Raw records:
>>>

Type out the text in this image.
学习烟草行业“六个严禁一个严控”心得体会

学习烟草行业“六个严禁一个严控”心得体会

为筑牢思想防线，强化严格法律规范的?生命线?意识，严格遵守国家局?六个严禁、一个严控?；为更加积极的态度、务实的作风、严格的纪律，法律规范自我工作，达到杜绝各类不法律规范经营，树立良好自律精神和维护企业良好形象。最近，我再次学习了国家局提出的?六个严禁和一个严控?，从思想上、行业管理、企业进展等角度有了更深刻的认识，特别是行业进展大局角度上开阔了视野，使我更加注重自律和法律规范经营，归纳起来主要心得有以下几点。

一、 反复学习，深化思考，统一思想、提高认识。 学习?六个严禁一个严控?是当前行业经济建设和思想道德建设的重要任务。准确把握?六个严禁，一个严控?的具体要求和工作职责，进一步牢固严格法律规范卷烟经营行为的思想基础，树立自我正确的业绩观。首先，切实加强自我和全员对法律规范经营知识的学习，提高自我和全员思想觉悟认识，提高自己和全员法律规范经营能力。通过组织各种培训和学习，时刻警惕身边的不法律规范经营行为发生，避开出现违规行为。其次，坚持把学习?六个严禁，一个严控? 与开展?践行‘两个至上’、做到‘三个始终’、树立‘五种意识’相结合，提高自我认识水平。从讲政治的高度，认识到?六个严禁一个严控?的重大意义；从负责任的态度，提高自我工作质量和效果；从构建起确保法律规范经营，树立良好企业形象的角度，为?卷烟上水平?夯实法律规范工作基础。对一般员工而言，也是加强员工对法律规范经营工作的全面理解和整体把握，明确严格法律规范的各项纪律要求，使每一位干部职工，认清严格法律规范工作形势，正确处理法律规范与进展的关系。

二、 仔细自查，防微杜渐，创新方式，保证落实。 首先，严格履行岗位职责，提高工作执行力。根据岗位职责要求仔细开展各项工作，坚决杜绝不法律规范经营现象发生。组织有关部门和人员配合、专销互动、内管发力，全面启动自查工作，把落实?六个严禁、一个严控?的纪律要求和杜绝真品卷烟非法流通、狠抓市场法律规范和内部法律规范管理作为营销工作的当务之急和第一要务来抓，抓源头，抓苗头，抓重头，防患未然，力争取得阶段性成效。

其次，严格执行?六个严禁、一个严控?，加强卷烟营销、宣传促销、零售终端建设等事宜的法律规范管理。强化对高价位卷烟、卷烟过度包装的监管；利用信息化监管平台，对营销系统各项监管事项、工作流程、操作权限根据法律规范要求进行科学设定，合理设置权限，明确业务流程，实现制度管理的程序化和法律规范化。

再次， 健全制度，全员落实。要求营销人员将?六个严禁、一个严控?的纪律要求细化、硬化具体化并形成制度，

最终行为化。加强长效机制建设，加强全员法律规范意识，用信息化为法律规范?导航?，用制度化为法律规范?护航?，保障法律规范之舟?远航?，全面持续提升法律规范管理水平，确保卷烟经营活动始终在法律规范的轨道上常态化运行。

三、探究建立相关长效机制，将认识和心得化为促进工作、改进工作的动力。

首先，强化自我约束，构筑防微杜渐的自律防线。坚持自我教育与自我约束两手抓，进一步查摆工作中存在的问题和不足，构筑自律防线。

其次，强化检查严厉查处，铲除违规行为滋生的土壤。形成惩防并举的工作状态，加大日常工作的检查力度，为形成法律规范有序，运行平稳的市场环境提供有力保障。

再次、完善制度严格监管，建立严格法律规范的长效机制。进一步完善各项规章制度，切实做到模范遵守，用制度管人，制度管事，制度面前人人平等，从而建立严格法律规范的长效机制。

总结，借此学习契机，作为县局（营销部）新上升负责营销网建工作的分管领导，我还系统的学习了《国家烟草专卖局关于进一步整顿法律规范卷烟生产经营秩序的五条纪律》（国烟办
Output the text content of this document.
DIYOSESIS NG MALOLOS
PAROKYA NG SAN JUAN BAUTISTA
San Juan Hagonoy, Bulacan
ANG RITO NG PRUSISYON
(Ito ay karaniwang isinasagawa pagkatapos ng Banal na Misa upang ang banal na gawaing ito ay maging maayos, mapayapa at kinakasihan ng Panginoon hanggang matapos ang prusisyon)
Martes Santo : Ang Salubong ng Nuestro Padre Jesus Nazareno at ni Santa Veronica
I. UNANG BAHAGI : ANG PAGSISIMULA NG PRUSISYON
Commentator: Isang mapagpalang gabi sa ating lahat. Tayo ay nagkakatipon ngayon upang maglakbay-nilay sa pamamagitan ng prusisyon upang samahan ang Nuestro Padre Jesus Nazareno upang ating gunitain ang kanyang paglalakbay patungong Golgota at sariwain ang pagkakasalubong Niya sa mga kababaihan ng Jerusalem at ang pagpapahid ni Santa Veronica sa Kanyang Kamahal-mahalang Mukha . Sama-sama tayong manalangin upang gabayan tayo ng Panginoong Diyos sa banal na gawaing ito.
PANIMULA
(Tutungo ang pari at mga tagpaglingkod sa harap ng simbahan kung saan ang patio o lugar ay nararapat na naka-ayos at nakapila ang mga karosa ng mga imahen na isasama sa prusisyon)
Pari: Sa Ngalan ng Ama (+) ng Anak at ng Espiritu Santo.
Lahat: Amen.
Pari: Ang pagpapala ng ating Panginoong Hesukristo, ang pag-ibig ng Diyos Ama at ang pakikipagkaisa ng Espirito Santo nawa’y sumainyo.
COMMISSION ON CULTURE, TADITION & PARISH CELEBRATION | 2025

<<<

* [Your instructions] Each line of the material should be echoed exactly.

* [Expected answer]
Type out the text in this image.
学习烟草行业“六个严禁一个严控”心得体会

学习烟草行业“六个严禁一个严控”心得体会

为筑牢思想防线，强化严格法律规范的?生命线?意识，严格遵守国家局?六个严禁、一个严控?；为更加积极的态度、务实的作风、严格的纪律，法律规范自我工作，达到杜绝各类不法律规范经营，树立良好自律精神和维护企业良好形象。最近，我再次学习了国家局提出的?六个严禁和一个严控?，从思想上、行业管理、企业进展等角度有了更深刻的认识，特别是行业进展大局角度上开阔了视野，使我更加注重自律和法律规范经营，归纳起来主要心得有以下几点。

一、 反复学习，深化思考，统一思想、提高认识。 学习?六个严禁一个严控?是当前行业经济建设和思想道德建设的重要任务。准确把握?六个严禁，一个严控?的具体要求和工作职责，进一步牢固严格法律规范卷烟经营行为的思想基础，树立自我正确的业绩观。首先，切实加强自我和全员对法律规范经营知识的学习，提高自我和全员思想觉悟认识，提高自己和全员法律规范经营能力。通过组织各种培训和学习，时刻警惕身边的不法律规范经营行为发生，避开出现违规行为。其次，坚持把学习?六个严禁，一个严控? 与开展?践行‘两个至上’、做到‘三个始终’、树立‘五种意识’相结合，提高自我认识水平。从讲政治的高度，认识到?六个严禁一个严控?的重大意义；从负责任的态度，提高自我工作质量和效果；从构建起确保法律规范经营，树立良好企业形象的角度，为?卷烟上水平?夯实法律规范工作基础。对一般员工而言，也是加强员工对法律规范经营工作的全面理解和整体把握，明确严格法律规范的各项纪律要求，使每一位干部职工，认清严格法律规范工作形势，正确处理法律规范与进展的关系。

二、 仔细自查，防微杜渐，创新方式，保证落实。 首先，严格履行岗位职责，提高工作执行力。根据岗位职责要求仔细开展各项工作，坚决杜绝不法律规范经营现象发生。组织有关部门和人员配合、专销互动、内管发力，全面启动自查工作，把落实?六个严禁、一个严控?的纪律要求和杜绝真品卷烟非法流通、狠抓市场法律规范和内部法律规范管理作为营销工作的当务之急和第一要务来抓，抓源头，抓苗头，抓重头，防患未然，力争取得阶段性成效。

其次，严格执行?六个严禁、一个严控?，加强卷烟营销、宣传促销、零售终端建设等事宜的法律规范管理。强化对高价位卷烟、卷烟过度包装的监管；利用信息化监管平台，对营销系统各项监管事项、工作流程、操作权限根据法律规范要求进行科学设定，合理设置权限，明确业务流程，实现制度管理的程序化和法律规范化。

再次， 健全制度，全员落实。要求营销人员将?六个严禁、一个严控?的纪律要求细化、硬化具体化并形成制度，

最终行为化。加强长效机制建设，加强全员法律规范意识，用信息化为法律规范?导航?，用制度化为法律规范?护航?，保障法律规范之舟?远航?，全面持续提升法律规范管理水平，确保卷烟经营活动始终在法律规范的轨道上常态化运行。

三、探究建立相关长效机制，将认识和心得化为促进工作、改进工作的动力。

首先，强化自我约束，构筑防微杜渐的自律防线。坚持自我教育与自我约束两手抓，进一步查摆工作中存在的问题和不足，构筑自律防线。

其次，强化检查严厉查处，铲除违规行为滋生的土壤。形成惩防并举的工作状态，加大日常工作的检查力度，为形成法律规范有序，运行平稳的市场环境提供有力保障。

再次、完善制度严格监管，建立严格法律规范的长效机制。进一步完善各项规章制度，切实做到模范遵守，用制度管人，制度管事，制度面前人人平等，从而建立严格法律规范的长效机制。

总结，借此学习契机，作为县局（营销部）新上升负责营销网建工作的分管领导，我还系统的学习了《国家烟草专卖局关于进一步整顿法律规范卷烟生产经营秩序的五条纪律》（国烟办
Output the text content of this document.
DIYOSESIS NG MALOLOS
PAROKYA NG SAN JUAN BAUTISTA
San Juan Hagonoy, Bulacan
ANG RITO NG PRUSISYON
(Ito ay karaniwang isinasagawa pagkatapos ng Banal na Misa upang ang banal na gawaing ito ay maging maayos, mapayapa at kinakasihan ng Panginoon hanggang matapos ang prusisyon)
Martes Santo : Ang Salubong ng Nuestro Padre Jesus Nazareno at ni Santa Veronica
I. UNANG BAHAGI : ANG PAGSISIMULA NG PRUSISYON
Commentator: Isang mapagpalang gabi sa ating lahat. Tayo ay nagkakatipon ngayon upang maglakbay-nilay sa pamamagitan ng prusisyon upang samahan ang Nuestro Padre Jesus Nazareno upang ating gunitain ang kanyang paglalakbay patungong Golgota at sariwain ang pagkakasalubong Niya sa mga kababaihan ng Jerusalem at ang pagpapahid ni Santa Veronica sa Kanyang Kamahal-mahalang Mukha . Sama-sama tayong manalangin upang gabayan tayo ng Panginoong Diyos sa banal na gawaing ito.
PANIMULA
(Tutungo ang pari at mga tagpaglingkod sa harap ng simbahan kung saan ang patio o lugar ay nararapat na naka-ayos at nakapila ang mga karosa ng mga imahen na isasama sa prusisyon)
Pari: Sa Ngalan ng Ama (+) ng Anak at ng Espiritu Santo.
Lahat: Amen.
Pari: Ang pagpapala ng ating Panginoong Hesukristo, ang pag-ibig ng Diyos Ama at ang pakikipagkaisa ng Espirito Santo nawa’y sumainyo.
COMMISSION ON CULTURE, TADITION & PARISH CELEBRATION | 2025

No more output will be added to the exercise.